CONSIGNES.
1: Affiche le passage du texte sur le chantier de la plage des Eaux-Vives, de "La Plage des" jusqu'à "22 août 2020." inclus.
2: Poursuis le texte sur le chantier de la plage des Eaux-Vives après sa dernière phrase.

TEXTE EXTRAIT.
=======
Travailler au cœur du lac constitue un contexte particulier. La beauté du site est perceptible durant toute la durée des travaux, la nature est omniprésente. Un cygne qui nidifie sur une zone remblayée depuis peu, des poissons à repêcher au fond de la ceinture de palplanches, la découverte de traces archéologiques d’un village lacustre datant de l’âge de bronze ou la rudesse des périodes de forte bise sont autant de moments forts qui ont marqué le chantier.

La Plage des Eaux-VIves a été ouverte partiellement au public en juin 2019 puis fermée pour une grande phase de finition, puis ouverte officiellement le 22 août 2020.
=======
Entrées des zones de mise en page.
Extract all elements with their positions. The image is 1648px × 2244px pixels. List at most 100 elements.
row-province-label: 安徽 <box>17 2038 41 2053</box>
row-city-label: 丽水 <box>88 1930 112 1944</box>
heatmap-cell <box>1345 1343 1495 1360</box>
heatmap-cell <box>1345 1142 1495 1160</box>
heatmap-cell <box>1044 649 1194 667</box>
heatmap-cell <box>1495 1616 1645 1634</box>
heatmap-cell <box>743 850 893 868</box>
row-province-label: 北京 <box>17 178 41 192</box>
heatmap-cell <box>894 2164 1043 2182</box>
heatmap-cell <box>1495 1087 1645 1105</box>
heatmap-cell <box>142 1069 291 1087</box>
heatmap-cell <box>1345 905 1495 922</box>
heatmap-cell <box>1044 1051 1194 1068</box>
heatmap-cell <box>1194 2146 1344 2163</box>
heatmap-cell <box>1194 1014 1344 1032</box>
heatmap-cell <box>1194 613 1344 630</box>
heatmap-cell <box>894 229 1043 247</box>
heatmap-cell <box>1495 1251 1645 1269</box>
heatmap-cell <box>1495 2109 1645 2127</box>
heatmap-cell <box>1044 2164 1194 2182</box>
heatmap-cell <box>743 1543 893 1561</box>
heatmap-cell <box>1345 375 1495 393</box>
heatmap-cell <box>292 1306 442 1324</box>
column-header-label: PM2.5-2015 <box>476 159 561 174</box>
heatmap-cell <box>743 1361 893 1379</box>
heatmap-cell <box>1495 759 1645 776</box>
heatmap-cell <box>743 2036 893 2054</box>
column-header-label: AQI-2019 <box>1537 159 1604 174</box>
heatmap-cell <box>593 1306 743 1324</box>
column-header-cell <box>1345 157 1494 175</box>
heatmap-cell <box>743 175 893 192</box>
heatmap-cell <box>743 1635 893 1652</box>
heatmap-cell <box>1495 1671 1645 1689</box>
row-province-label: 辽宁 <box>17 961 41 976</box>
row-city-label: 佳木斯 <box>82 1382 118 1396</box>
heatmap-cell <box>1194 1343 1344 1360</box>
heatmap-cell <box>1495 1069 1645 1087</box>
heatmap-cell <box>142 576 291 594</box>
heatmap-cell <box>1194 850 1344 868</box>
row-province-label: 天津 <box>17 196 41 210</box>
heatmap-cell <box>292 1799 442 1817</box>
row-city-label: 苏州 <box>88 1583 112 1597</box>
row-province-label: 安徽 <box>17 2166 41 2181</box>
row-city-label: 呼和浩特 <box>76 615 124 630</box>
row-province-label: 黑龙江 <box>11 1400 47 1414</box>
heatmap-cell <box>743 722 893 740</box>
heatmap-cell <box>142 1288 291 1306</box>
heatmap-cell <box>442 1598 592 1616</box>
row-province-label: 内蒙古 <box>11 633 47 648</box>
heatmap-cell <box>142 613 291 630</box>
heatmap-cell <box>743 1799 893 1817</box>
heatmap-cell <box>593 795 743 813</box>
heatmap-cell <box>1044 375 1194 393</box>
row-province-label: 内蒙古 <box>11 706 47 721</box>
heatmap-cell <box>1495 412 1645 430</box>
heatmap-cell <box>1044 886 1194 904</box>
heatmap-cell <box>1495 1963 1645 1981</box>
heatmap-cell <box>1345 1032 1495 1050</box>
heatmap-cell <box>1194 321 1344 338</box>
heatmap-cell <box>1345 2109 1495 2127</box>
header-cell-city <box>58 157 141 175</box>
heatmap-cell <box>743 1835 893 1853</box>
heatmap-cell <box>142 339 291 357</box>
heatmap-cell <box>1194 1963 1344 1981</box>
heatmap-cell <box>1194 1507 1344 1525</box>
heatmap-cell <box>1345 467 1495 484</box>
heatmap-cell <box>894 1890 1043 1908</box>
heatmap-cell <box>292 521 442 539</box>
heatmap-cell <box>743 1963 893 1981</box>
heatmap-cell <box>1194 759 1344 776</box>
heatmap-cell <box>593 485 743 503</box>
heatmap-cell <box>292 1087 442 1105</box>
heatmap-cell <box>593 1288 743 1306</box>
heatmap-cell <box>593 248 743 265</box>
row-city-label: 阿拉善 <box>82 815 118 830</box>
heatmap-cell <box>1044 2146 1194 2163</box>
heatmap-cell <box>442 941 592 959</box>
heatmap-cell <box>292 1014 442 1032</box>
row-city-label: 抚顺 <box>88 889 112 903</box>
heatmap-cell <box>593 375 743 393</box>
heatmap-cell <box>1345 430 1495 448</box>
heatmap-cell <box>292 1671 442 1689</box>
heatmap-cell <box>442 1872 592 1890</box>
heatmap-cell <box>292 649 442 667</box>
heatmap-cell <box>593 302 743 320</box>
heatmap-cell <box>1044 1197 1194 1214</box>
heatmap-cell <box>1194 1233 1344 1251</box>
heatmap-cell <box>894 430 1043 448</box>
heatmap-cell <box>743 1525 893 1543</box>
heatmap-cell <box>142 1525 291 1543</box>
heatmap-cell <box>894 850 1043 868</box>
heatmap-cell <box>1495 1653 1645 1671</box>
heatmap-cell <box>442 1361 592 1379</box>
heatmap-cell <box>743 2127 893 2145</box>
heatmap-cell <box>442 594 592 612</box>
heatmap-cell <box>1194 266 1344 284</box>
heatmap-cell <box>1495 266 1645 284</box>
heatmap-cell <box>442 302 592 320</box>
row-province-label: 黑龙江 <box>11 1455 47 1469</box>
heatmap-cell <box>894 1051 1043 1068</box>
=======
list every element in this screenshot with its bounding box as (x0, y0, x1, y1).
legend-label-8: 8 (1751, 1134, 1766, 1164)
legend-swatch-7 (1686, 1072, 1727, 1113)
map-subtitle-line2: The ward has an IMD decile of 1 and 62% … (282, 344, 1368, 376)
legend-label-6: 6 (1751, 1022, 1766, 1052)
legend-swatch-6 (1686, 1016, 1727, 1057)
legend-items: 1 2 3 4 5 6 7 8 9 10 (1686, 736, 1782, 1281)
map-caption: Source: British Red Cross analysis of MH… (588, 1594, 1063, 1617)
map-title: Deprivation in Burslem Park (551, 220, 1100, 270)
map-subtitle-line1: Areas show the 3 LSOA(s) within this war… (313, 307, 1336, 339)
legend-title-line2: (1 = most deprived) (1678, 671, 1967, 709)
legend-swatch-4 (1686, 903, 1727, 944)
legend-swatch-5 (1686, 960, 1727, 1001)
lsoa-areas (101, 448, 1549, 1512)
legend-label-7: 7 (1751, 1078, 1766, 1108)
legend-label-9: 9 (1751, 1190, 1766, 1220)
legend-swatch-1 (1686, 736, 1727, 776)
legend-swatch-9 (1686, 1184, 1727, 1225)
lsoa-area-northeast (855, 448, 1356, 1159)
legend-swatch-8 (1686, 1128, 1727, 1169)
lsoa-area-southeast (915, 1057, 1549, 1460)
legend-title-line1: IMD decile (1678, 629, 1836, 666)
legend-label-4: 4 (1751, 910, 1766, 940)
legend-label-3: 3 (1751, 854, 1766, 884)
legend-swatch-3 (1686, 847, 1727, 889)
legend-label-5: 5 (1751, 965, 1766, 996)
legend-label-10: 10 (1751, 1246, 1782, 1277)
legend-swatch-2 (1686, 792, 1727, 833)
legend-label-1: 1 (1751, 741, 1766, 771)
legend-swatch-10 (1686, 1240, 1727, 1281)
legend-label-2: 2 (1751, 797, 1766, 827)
=======
RÉPONSES.
1:
La Plage des Eaux-VIves a été ouverte partiellement au public en juin 2019 puis fermée pour une grande phase de finition, puis ouverte officiellement le 22 août 2020.

2:
ESPRIT NAUTIQUE

Parallèlement aux travaux de la Plage des Eaux-VIves menés par le Canton, la Société Nautique de Genève  a aussi réalisé un agrandissement historique de son port et de ses équipements. Avec ses 400 places supplémentaires, totalisant ainsi 1000 places d’amarrage, le port de la SNG s’étend désormais sur une surface de près de 10 hectares. En complément de l’extension du port, la SNG a également modernisé ses infrastructures, avec la construction d’un nouveau bâtiment des sports de 1200 m2. Un ouvrage moderne et durable, doté entre autres d’une salle de sports dernier cri, de panneaux photovoltaïques, ainsi que d’une nouvelle esplanade avec des espaces techniques flambant neufs, dont une grue d’une capacité de 32 tonnes. Rolex a offert l’horloge et la station météorologique qui donnent une touche de luxe supplémentaire à la façade.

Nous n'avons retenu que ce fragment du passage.